Records:
** START **

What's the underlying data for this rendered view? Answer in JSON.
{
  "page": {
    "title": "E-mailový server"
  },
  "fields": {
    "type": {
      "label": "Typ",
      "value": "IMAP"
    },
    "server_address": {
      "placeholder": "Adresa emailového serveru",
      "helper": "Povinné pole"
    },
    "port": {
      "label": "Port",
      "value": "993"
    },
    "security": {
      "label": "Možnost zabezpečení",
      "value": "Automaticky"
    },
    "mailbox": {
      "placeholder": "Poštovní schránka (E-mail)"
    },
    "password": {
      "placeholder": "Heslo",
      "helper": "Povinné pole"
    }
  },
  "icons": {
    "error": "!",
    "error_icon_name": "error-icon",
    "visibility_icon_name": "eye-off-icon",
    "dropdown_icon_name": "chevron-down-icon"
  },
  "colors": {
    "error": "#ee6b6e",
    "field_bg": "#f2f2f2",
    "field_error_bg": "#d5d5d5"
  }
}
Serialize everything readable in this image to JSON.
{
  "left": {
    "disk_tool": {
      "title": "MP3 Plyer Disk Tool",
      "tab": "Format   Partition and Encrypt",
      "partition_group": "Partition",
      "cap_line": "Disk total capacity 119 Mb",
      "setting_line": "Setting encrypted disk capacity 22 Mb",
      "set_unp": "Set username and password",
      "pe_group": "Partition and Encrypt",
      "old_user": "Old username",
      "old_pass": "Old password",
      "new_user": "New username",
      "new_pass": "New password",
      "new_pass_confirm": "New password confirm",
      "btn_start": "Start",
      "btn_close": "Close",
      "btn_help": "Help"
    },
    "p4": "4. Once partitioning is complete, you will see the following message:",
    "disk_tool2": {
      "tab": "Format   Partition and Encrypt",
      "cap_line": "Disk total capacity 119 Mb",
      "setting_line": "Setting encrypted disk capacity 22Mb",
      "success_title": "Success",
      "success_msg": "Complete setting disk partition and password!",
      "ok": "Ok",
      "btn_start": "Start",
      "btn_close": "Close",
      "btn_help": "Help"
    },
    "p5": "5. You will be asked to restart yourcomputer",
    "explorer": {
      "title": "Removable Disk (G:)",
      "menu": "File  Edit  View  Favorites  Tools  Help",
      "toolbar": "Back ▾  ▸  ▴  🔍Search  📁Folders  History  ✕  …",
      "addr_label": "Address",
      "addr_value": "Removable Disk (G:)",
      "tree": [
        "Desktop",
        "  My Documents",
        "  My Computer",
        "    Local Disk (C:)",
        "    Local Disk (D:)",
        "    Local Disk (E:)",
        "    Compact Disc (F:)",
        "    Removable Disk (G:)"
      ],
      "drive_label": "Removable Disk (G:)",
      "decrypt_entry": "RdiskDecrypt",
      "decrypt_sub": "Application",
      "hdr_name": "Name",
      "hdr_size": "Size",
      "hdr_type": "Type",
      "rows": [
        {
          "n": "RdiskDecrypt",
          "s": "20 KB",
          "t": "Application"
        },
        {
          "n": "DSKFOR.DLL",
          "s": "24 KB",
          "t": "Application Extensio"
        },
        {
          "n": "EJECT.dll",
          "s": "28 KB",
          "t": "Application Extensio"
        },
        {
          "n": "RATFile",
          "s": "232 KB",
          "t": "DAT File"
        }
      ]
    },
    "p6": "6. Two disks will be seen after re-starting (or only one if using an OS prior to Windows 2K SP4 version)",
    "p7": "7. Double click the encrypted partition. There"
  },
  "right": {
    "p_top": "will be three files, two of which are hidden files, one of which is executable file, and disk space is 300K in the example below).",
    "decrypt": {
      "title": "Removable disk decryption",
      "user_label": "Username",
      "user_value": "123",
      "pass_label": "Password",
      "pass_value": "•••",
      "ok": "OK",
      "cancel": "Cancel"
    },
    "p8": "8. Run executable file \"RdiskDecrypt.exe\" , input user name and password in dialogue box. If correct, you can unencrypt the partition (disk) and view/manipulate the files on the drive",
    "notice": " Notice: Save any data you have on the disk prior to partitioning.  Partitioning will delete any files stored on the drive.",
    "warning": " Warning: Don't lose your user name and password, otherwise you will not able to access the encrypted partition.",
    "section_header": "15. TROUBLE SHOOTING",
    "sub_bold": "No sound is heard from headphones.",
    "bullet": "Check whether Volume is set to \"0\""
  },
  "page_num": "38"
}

** END **

→ **WRITTEN PROBLEM**
Going through the records above, state how many lines carry "will", with no other text.

→ **RESULT**
6